***** Passage *****

I saw this today in my in box and thought it worth sharing – there are some great points here. NCAC asked recipients to share the message and so I am. Credit goes to NCAC for the content below:

A Special Bulletin from National Capital Area Council, Boy Scouts of America

NCAC’s E-Source: Keeping you in the loop

On Thursday we gave thanks. On Black Friday we sought the sales. And on Cyber Monday we shopped ‘til our fingers dropped. Today…called “Giving Tuesday” by some…opens the holiday giving season.

In that spirit, we present to you…

5 Reasons NOT To Support Scouting This Holiday Season

5. Scouting is just for well-to-do families from the suburbs.

Scouting serves young people and families in rural, urban and suburban areas. Some Scouting units support themselves through dues and fundraising while others receive support from generous individuals and organizations in the community. NCAC is dedicated to ensuring all who want to participate in Scouting have that opportunity. Last year, the Council provided more than $32,000 in scholarships for inner city youth to go to summer camp, where many have their first experience in the great outdoors.

4. Scouting is old-fashioned and doesn’t teach youth the skills they need to succeed today.

The values of the Scout Oath and Law are timeless and will always be relevant as the Scouting program continues to evolve to meet the needs of today’s young people. NCAC recently launched BSA’s new STEM (Science, Technology, Engineering and Math) initative to help get young people excited about learning the skills – through merit badges such as Environmental Science, Architecture, Computers, Robotics, Invention, Programming and Digital Technology – that they need to compete in our global marketplace.

***** Dataset excerpts *****

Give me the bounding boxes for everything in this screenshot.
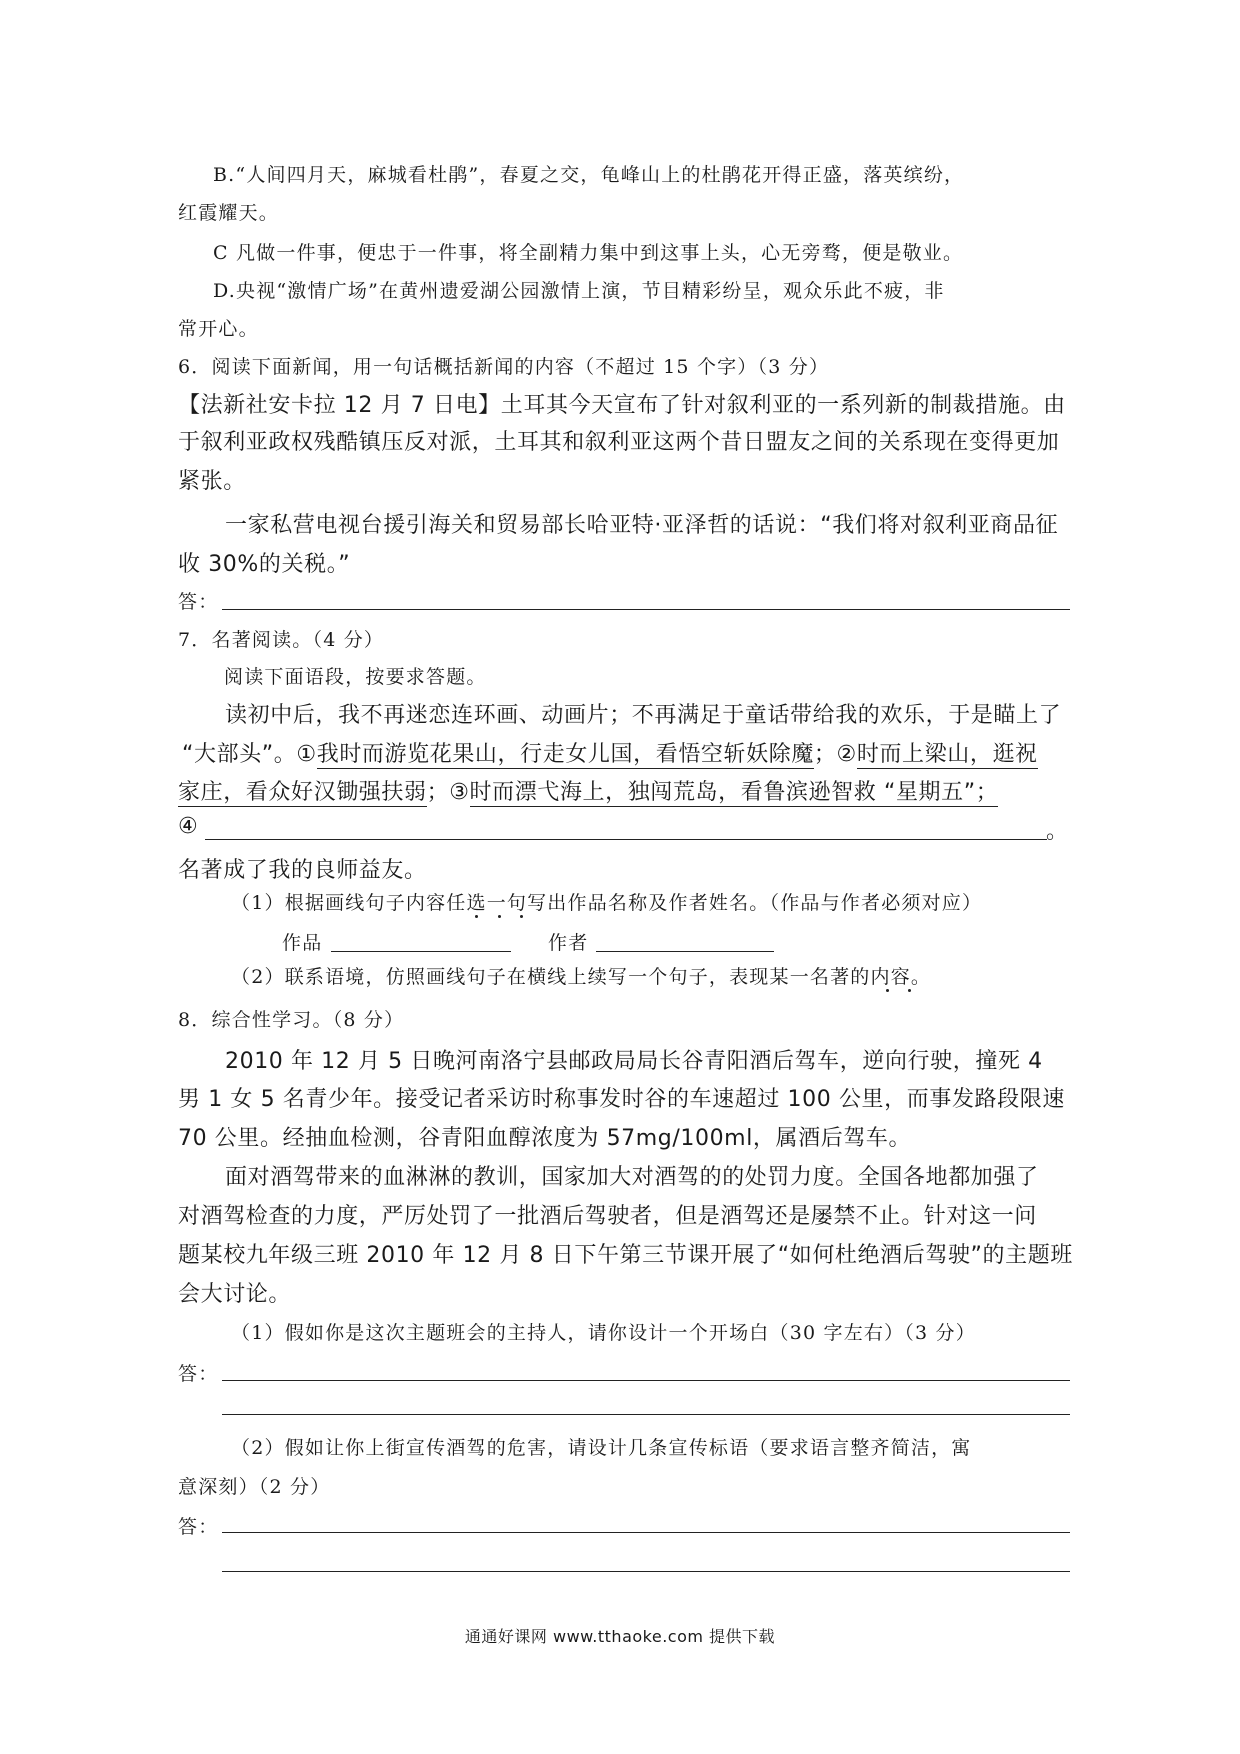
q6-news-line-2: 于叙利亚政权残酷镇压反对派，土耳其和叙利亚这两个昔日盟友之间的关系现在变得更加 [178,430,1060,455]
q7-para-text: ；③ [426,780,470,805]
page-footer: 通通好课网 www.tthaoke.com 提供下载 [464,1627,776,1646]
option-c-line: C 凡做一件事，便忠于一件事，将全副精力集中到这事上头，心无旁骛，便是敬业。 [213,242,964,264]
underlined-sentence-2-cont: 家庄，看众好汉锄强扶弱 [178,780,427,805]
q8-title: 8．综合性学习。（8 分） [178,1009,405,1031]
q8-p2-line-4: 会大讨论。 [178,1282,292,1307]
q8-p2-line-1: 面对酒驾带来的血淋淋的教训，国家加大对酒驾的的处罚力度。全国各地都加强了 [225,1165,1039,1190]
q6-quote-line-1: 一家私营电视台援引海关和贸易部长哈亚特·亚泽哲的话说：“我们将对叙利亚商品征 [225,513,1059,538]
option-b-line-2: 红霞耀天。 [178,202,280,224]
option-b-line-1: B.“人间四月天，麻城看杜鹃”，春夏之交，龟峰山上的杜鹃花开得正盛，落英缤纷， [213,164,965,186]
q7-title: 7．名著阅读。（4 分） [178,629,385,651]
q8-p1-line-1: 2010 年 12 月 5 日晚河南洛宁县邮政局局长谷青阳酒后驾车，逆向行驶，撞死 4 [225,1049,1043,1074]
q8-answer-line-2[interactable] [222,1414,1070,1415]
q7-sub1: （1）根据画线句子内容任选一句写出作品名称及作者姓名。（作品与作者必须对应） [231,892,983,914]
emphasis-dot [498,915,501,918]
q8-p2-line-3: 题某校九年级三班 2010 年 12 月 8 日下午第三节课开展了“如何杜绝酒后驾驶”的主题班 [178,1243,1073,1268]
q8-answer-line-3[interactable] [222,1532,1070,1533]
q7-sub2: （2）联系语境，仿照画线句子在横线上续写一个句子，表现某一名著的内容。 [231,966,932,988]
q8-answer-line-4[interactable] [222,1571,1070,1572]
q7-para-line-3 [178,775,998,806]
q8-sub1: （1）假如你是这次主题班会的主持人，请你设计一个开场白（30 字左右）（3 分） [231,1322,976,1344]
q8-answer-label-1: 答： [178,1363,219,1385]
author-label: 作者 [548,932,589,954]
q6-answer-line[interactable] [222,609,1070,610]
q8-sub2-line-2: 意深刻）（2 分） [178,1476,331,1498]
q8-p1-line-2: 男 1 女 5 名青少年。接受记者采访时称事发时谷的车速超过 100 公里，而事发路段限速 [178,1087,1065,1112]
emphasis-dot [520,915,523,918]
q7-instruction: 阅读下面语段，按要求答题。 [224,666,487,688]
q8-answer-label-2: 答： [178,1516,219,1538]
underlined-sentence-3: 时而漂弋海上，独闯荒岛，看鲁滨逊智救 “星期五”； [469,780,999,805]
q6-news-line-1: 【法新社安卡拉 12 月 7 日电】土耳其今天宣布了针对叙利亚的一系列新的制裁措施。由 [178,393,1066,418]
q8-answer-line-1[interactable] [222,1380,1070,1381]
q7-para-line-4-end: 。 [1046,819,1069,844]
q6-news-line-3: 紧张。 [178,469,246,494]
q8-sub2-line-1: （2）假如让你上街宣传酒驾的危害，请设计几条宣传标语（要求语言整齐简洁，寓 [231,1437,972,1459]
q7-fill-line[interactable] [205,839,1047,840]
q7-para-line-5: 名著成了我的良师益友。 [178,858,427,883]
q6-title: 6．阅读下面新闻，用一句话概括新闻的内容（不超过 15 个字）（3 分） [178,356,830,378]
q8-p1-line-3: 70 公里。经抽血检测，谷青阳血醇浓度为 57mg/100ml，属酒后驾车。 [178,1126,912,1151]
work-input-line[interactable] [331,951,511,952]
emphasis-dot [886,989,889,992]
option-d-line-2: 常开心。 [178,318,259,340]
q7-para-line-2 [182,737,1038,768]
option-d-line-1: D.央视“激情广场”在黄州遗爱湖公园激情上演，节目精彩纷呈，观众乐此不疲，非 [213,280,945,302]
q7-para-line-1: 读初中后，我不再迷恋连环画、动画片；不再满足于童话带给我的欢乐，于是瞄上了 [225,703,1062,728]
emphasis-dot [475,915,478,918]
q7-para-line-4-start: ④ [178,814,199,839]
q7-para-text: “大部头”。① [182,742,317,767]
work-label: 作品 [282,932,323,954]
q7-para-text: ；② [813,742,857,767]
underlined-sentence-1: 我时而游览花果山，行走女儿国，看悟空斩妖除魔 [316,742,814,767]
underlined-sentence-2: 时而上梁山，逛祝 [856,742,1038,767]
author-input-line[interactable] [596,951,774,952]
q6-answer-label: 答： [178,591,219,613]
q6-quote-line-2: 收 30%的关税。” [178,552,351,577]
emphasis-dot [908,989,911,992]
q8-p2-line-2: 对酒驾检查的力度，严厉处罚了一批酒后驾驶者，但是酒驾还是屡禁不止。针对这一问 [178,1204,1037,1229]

*****
***** Dataset excerpts *****

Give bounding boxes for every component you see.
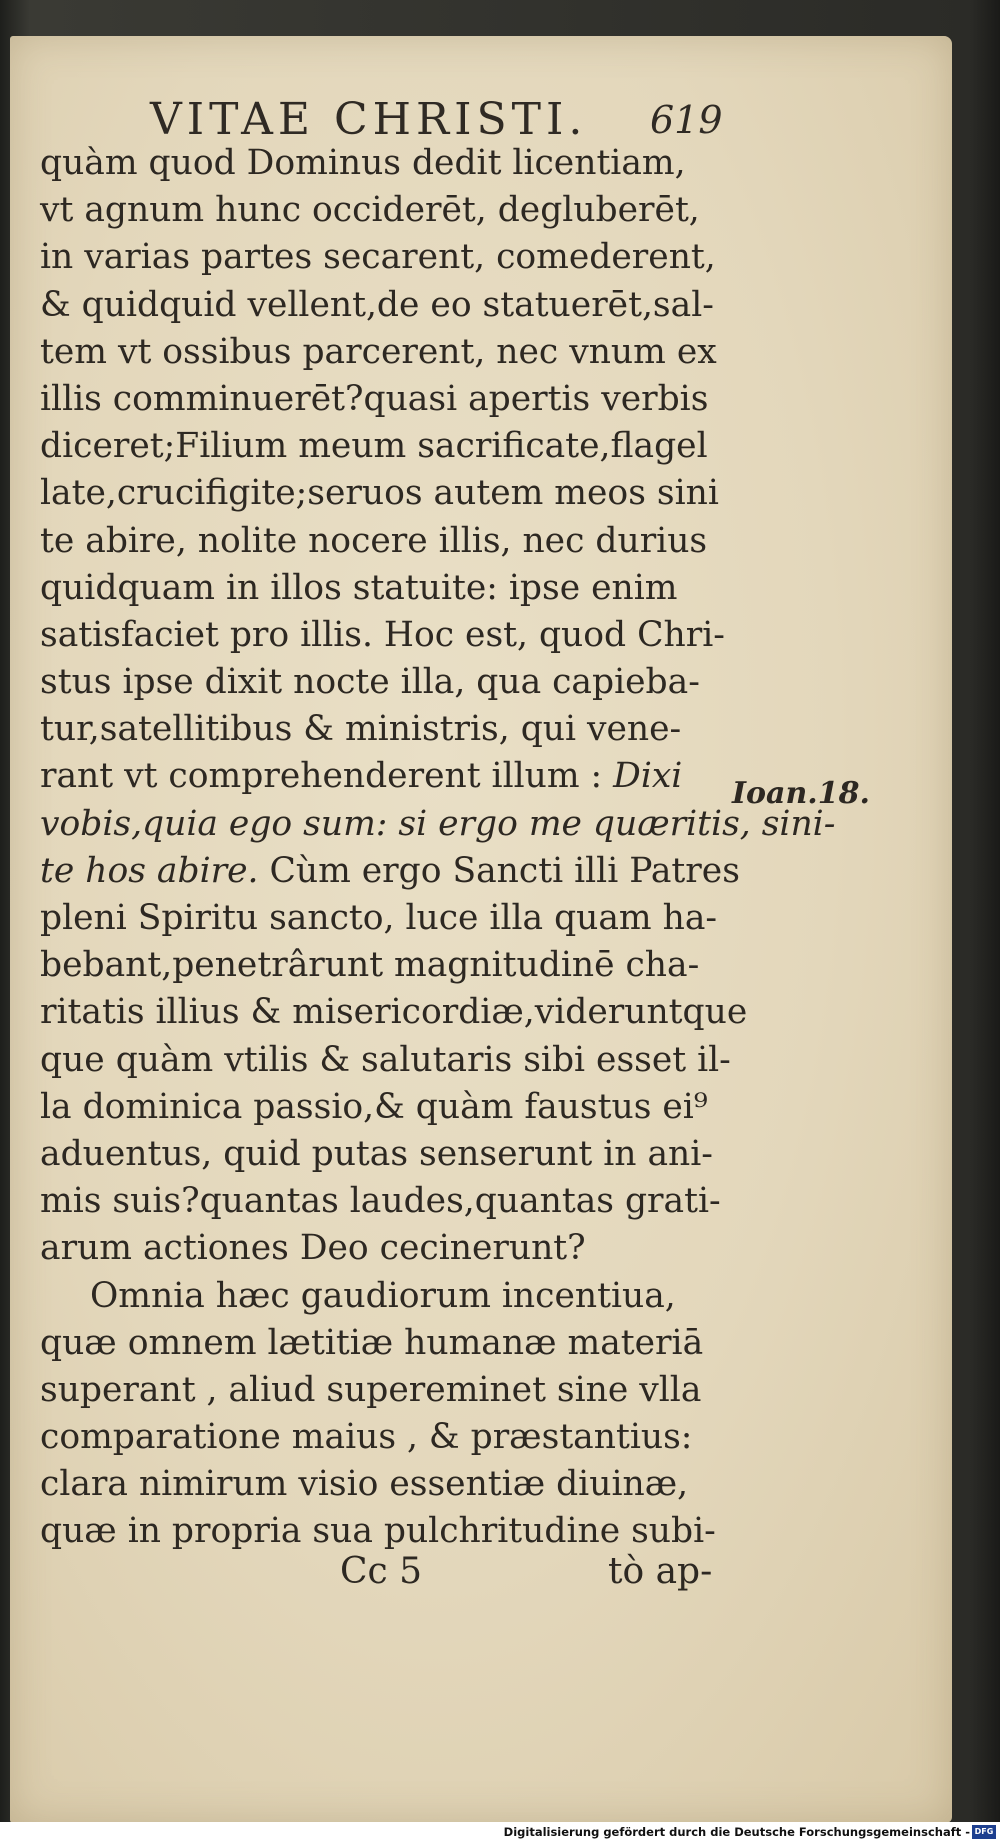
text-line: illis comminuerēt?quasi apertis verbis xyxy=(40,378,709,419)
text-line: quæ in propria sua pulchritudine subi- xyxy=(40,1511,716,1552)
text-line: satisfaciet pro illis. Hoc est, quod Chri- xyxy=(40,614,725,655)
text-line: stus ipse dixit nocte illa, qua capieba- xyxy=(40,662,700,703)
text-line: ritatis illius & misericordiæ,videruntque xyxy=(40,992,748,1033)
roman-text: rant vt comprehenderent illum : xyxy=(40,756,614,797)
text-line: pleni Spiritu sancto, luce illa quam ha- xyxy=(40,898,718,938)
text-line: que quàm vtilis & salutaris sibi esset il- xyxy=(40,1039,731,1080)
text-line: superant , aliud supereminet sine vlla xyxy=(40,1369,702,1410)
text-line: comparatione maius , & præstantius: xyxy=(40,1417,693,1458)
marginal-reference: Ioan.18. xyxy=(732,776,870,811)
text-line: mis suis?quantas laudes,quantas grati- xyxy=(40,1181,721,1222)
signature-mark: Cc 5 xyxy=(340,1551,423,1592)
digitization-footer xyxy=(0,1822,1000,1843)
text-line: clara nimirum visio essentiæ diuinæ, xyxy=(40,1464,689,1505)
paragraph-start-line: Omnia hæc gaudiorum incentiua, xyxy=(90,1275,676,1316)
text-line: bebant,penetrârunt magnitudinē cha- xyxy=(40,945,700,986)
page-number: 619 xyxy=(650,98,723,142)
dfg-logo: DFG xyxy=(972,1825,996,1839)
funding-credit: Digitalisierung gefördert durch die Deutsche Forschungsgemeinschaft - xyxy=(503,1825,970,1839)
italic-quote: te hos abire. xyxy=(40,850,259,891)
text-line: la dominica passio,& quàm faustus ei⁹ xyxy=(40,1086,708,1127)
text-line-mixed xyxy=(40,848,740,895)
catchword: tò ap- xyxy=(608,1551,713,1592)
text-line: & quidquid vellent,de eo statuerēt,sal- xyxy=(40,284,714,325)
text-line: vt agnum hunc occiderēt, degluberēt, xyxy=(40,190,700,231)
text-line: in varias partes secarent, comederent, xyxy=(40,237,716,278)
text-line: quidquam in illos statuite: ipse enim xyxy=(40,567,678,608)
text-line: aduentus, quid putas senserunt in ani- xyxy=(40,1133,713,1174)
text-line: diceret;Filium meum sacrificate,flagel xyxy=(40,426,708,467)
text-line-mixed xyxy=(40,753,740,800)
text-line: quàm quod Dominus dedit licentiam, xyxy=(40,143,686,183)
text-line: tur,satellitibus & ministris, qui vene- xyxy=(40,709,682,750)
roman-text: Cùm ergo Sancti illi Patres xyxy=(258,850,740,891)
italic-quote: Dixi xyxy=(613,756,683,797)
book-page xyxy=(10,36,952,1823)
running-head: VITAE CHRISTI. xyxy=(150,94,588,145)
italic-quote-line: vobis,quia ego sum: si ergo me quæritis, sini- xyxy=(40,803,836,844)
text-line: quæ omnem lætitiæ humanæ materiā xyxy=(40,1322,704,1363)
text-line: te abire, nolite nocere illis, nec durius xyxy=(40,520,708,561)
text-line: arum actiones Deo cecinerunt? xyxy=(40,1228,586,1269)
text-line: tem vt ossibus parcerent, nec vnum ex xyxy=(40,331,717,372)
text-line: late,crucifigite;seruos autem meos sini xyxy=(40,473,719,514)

*****

## [What the task asks]
According to the Scouting bulletin, why did NCAC launch BSA's new STEM initiative? Answer in one to three sentences.

## [Response to the task]
NCAC launched the initiative to get young people excited about learning the skills they need to compete in the global marketplace. It teaches those skills through merit badges such as Environmental Science, Architecture, Computers, Robotics, Invention, Programming and Digital Technology.